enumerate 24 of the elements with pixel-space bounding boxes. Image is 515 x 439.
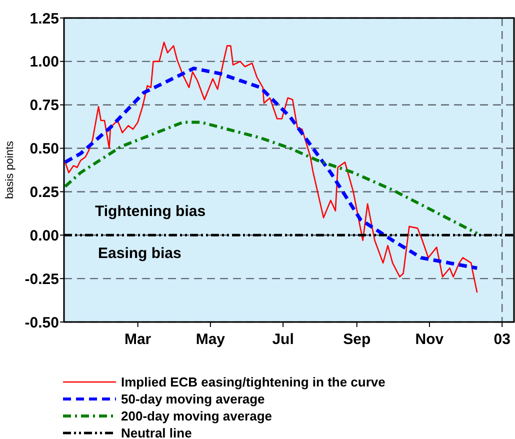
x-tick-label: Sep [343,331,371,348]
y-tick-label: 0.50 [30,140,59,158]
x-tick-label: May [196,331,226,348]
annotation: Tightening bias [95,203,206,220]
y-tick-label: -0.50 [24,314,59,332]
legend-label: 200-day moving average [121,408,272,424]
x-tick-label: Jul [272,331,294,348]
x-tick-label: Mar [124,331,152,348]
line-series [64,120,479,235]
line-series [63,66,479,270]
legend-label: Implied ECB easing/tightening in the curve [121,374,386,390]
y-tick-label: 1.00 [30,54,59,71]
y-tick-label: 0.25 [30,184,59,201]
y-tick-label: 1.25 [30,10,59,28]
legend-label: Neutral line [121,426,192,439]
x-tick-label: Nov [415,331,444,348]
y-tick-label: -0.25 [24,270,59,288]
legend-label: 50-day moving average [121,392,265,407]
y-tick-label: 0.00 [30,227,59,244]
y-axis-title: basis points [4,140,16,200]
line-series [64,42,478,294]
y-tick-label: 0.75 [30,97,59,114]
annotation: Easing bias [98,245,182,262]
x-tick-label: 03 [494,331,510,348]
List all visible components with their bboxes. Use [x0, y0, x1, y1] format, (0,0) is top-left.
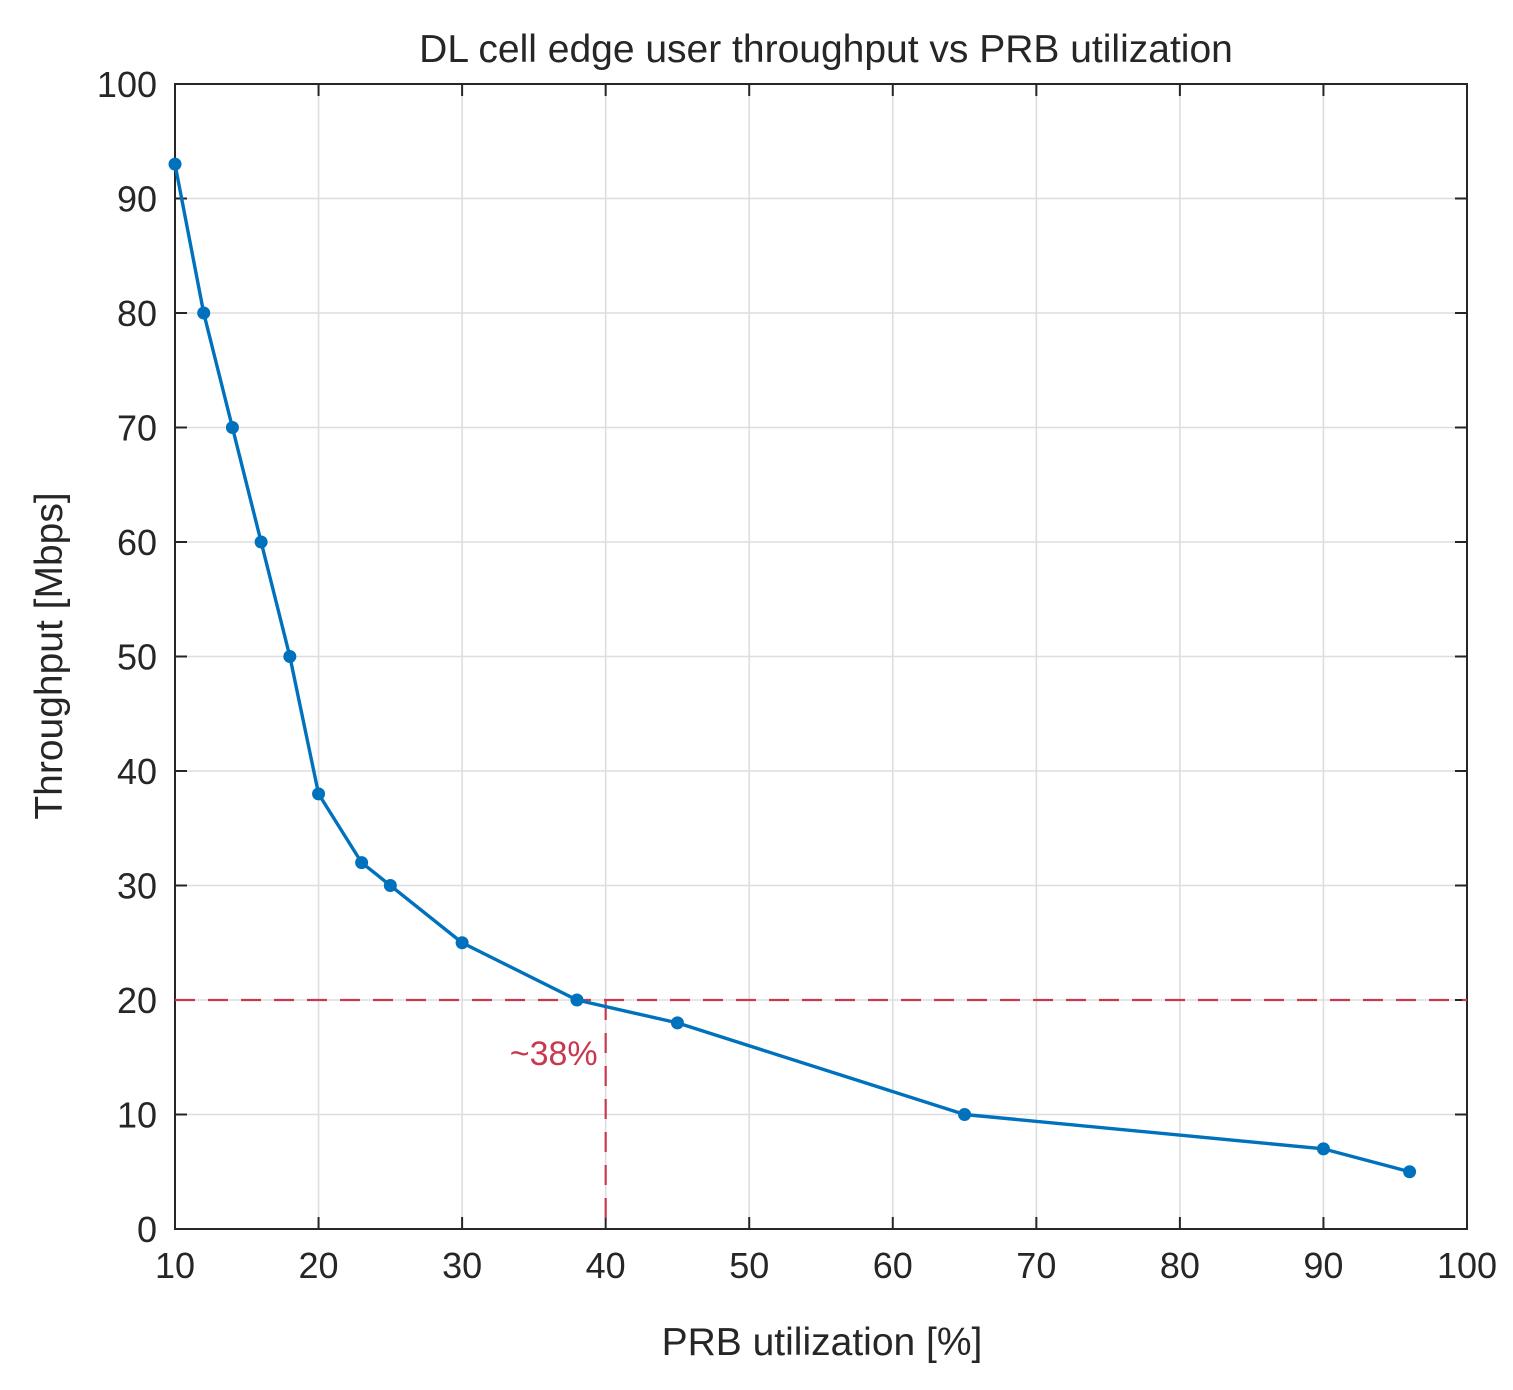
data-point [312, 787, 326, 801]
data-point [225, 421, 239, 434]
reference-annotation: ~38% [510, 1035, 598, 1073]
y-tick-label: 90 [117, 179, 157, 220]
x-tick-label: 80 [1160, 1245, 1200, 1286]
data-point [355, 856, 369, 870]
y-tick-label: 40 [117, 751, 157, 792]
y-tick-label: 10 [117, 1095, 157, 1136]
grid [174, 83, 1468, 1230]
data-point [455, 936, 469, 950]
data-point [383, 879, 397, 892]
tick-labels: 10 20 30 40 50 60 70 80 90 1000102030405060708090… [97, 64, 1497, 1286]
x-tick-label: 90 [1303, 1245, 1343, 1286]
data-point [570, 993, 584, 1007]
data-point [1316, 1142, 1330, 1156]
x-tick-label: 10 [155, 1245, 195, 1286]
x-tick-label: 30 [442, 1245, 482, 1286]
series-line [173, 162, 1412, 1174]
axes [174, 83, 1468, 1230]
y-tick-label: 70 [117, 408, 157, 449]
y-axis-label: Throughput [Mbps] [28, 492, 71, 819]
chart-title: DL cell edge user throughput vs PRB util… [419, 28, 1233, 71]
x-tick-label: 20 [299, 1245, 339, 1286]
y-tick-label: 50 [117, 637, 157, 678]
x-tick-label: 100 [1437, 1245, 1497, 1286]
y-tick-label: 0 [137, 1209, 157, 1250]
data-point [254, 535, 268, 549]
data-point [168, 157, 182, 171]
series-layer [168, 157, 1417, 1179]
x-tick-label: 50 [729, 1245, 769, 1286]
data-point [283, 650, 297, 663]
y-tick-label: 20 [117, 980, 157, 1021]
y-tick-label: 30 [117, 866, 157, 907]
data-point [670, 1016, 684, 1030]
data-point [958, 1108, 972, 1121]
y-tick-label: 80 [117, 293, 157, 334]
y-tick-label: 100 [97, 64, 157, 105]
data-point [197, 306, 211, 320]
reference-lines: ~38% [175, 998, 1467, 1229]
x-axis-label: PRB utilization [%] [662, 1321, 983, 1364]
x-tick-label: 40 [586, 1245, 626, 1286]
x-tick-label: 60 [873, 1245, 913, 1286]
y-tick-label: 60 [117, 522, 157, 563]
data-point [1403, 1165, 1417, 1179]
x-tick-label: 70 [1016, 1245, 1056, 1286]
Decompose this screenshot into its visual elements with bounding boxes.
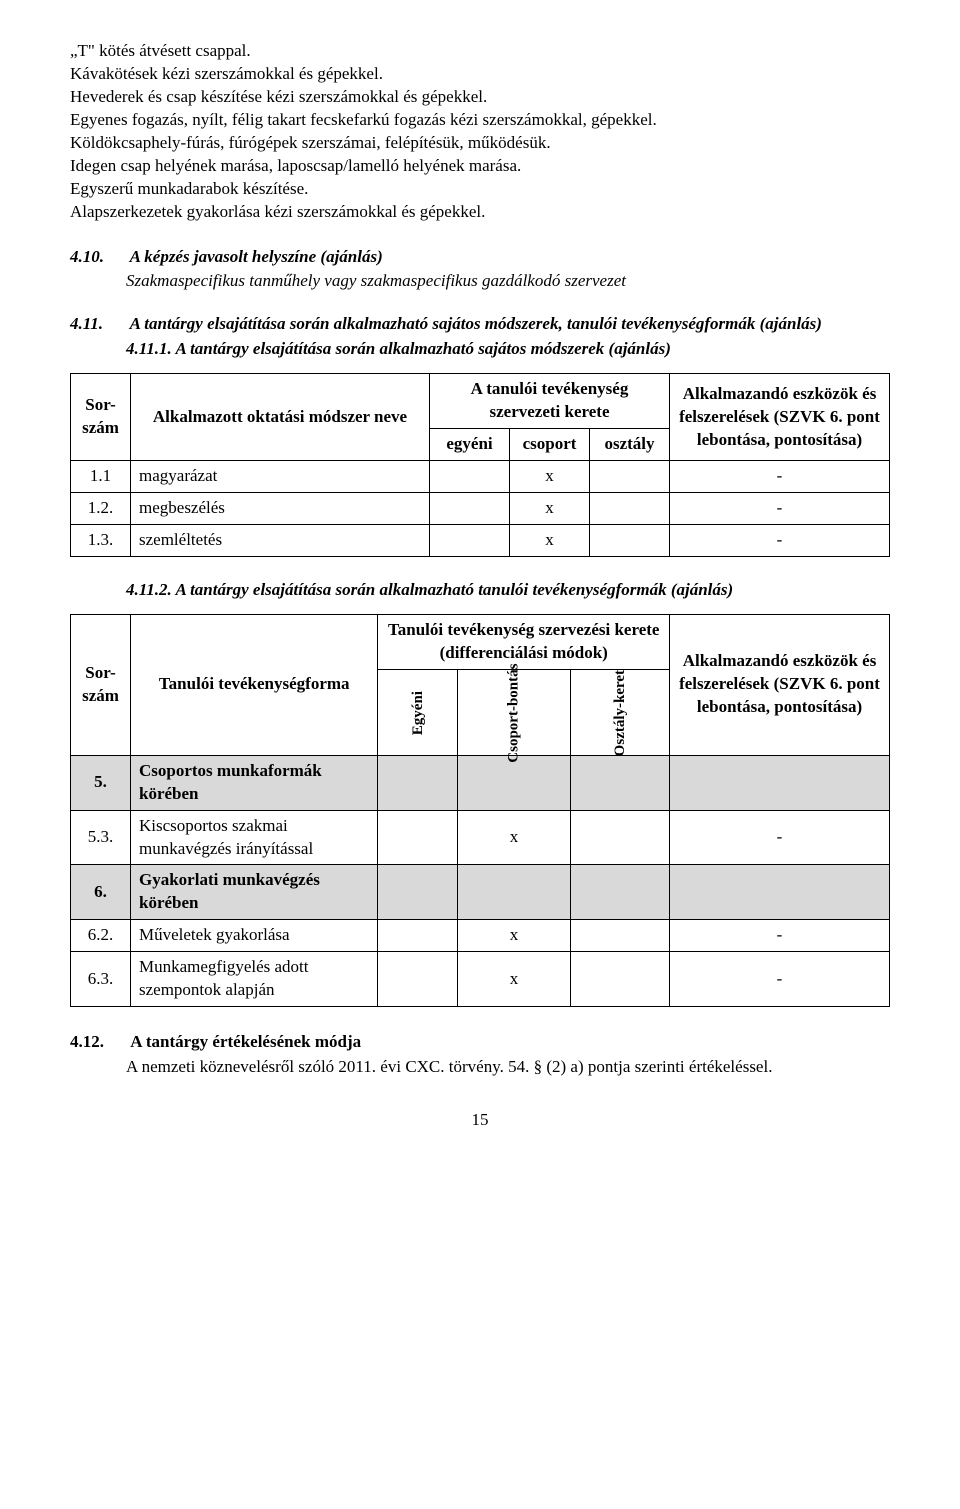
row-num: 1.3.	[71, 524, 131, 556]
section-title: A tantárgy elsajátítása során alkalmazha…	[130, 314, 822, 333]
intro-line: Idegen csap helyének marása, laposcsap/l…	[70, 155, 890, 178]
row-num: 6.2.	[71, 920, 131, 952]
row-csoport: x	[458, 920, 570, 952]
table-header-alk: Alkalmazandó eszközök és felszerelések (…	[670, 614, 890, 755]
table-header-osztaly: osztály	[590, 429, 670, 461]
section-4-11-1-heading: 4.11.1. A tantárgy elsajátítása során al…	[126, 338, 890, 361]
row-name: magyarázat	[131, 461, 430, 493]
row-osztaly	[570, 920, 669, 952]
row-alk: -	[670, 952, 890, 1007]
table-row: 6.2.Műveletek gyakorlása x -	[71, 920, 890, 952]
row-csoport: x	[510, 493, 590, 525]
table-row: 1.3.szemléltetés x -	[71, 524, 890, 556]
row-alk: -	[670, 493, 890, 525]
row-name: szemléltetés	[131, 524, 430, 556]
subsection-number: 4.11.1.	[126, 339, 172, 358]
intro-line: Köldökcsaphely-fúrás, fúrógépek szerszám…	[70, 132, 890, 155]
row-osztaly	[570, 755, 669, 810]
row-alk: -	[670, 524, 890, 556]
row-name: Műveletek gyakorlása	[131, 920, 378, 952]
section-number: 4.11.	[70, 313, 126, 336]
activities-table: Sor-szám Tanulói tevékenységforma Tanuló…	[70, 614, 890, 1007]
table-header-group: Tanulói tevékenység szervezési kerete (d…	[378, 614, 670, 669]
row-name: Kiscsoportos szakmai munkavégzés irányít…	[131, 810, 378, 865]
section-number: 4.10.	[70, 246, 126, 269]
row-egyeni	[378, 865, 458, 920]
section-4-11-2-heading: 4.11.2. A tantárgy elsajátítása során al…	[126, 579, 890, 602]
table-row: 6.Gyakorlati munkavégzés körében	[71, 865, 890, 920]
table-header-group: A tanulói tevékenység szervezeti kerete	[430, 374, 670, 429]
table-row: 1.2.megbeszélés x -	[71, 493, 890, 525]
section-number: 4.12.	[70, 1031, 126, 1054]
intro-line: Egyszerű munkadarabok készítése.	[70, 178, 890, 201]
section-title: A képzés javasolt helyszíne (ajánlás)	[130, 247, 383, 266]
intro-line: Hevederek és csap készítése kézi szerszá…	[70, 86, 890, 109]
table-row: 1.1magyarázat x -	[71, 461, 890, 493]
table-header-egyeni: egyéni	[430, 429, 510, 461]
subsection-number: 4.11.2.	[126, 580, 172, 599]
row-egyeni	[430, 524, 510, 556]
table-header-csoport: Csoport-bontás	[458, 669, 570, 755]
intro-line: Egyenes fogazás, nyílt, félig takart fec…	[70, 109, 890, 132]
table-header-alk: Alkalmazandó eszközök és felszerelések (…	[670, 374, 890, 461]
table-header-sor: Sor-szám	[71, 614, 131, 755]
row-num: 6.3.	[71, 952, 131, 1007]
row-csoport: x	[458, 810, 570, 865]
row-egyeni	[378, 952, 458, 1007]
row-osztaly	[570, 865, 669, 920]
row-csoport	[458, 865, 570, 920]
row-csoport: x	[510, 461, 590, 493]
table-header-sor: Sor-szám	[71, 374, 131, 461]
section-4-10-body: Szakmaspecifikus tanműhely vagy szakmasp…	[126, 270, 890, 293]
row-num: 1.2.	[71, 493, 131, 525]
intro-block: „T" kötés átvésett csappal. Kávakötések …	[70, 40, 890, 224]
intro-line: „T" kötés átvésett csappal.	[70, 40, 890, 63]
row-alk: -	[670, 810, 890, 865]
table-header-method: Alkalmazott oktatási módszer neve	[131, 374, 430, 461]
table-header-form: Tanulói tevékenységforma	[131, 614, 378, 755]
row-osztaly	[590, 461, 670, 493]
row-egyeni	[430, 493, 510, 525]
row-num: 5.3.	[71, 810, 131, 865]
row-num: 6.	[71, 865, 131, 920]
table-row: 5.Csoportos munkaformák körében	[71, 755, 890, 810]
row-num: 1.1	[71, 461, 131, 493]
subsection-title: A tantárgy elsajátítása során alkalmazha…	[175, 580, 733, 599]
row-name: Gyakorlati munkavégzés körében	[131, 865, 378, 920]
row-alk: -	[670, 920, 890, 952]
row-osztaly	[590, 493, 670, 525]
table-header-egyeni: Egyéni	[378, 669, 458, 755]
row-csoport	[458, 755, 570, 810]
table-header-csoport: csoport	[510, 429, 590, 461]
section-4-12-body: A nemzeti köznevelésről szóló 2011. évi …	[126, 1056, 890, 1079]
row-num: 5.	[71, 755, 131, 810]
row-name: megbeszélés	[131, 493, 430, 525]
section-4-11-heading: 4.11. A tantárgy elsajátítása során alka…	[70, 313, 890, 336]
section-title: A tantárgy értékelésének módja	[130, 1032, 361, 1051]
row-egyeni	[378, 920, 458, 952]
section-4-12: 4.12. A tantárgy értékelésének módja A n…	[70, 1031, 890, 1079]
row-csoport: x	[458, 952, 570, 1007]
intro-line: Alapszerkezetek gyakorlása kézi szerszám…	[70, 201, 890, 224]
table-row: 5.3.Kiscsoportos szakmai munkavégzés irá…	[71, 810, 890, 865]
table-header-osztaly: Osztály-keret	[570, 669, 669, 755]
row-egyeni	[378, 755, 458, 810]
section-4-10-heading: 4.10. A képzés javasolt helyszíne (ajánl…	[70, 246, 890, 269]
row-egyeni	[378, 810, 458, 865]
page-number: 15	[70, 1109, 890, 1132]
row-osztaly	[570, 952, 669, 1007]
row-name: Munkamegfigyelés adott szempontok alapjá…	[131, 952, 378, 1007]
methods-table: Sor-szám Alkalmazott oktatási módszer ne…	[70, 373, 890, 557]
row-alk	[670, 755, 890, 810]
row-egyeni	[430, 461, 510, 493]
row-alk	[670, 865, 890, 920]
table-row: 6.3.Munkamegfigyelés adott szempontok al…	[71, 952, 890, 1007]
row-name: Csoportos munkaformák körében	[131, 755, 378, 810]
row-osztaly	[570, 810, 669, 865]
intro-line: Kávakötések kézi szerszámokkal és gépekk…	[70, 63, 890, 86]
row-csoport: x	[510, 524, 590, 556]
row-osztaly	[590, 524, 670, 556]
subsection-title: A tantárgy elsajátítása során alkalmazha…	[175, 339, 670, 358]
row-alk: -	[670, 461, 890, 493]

:::

Given task -
Write out the listing lines from the line containing "data-point [312, 787, 326, 801]" up to and including the line containing "Decompose this screenshot", exactly as they appear.

Reply -
data-point [312, 787, 326, 801]
data-point [225, 421, 239, 434]
reference-annotation: ~38% [510, 1035, 598, 1073]
y-tick-label: 90 [117, 179, 157, 220]
x-tick-label: 80 [1160, 1245, 1200, 1286]
data-point [355, 856, 369, 870]
y-tick-label: 40 [117, 751, 157, 792]
y-tick-label: 10 [117, 1095, 157, 1136]
grid [174, 83, 1468, 1230]
data-point [455, 936, 469, 950]
data-point [383, 879, 397, 892]
tick-labels: 10 20 30 40 50 60 70 80 90 1000102030405060708090… [97, 64, 1497, 1286]
x-tick-label: 90 [1303, 1245, 1343, 1286]
data-point [570, 993, 584, 1007]
data-point [1316, 1142, 1330, 1156]
x-tick-label: 10 [155, 1245, 195, 1286]
x-tick-label: 30 [442, 1245, 482, 1286]
series-line [173, 162, 1412, 1174]
axes [174, 83, 1468, 1230]
y-tick-label: 70 [117, 408, 157, 449]
y-axis-label: Throughput [Mbps] [28, 492, 71, 819]
chart-title: DL cell edge user throughput vs PRB util… [419, 28, 1233, 71]
x-tick-label: 20 [299, 1245, 339, 1286]
y-tick-label: 50 [117, 637, 157, 678]
x-tick-label: 100 [1437, 1245, 1497, 1286]
y-tick-label: 0 [137, 1209, 157, 1250]
data-point [254, 535, 268, 549]
data-point [168, 157, 182, 171]
series-layer [168, 157, 1417, 1179]
x-tick-label: 50 [729, 1245, 769, 1286]
data-point [283, 650, 297, 663]
y-tick-label: 20 [117, 980, 157, 1021]
y-tick-label: 30 [117, 866, 157, 907]
data-point [670, 1016, 684, 1030]
data-point [958, 1108, 972, 1121]
y-tick-label: 80 [117, 293, 157, 334]
y-tick-label: 100 [97, 64, 157, 105]
data-point [197, 306, 211, 320]
reference-lines: ~38% [175, 998, 1467, 1229]
x-axis-label: PRB utilization [%] [662, 1321, 983, 1364]
x-tick-label: 40 [586, 1245, 626, 1286]
x-tick-label: 60 [873, 1245, 913, 1286]
y-tick-label: 60 [117, 522, 157, 563]
data-point [1403, 1165, 1417, 1179]
x-tick-label: 70 [1016, 1245, 1056, 1286]
Decompose this screenshot into its visual elements with bounding boxes.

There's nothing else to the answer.